*Stored data*

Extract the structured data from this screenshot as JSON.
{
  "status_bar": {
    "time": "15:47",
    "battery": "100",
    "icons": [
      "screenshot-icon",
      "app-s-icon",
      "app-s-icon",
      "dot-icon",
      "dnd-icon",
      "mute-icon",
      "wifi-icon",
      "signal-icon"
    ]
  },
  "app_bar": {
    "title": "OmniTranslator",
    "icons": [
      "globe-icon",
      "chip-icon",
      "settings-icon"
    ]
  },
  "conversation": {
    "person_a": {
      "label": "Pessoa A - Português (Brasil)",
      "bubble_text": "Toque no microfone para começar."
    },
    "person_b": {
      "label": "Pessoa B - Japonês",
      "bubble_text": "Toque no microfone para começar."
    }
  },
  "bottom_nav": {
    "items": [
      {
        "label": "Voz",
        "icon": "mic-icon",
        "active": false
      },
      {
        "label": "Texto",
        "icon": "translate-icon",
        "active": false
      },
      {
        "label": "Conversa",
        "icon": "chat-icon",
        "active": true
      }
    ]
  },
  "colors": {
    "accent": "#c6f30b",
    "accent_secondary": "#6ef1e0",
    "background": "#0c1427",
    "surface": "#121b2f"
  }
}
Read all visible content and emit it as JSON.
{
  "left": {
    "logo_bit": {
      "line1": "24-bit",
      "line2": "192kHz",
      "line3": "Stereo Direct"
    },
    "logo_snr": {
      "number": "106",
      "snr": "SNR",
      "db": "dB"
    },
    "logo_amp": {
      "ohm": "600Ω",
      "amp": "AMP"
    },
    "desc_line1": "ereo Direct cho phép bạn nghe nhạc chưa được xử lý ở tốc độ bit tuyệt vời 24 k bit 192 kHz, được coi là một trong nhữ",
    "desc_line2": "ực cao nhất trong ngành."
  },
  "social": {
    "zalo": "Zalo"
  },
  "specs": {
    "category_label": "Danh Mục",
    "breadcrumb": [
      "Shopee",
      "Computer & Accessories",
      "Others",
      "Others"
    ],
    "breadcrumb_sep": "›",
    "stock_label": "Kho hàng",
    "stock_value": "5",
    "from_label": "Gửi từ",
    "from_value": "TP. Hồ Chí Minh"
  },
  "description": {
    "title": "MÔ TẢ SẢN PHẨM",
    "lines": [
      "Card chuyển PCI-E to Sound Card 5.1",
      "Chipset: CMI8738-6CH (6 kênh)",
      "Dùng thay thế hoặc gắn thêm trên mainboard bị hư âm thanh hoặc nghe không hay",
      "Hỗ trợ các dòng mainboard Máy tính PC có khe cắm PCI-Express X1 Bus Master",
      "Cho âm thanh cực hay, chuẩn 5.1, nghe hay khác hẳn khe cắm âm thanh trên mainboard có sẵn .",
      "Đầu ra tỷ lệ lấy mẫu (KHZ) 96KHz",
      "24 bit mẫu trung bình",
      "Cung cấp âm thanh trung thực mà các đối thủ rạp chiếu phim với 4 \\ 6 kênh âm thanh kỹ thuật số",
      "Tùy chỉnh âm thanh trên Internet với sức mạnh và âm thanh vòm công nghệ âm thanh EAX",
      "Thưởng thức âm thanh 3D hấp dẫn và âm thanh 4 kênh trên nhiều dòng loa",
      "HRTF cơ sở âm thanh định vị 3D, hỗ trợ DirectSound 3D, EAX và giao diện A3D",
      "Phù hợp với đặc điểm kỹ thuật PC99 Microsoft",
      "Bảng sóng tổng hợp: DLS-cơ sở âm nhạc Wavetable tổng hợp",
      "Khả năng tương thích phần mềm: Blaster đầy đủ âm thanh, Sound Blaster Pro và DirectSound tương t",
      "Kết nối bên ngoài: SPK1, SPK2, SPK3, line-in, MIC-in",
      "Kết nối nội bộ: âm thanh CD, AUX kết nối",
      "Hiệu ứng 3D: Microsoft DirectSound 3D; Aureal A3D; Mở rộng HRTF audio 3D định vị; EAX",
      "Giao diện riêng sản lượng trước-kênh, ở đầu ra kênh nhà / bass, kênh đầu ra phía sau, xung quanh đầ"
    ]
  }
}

*What is asked*
How many lines in the records hold the string "Microsoft"? Reply with the number alone.

*Full answer*
2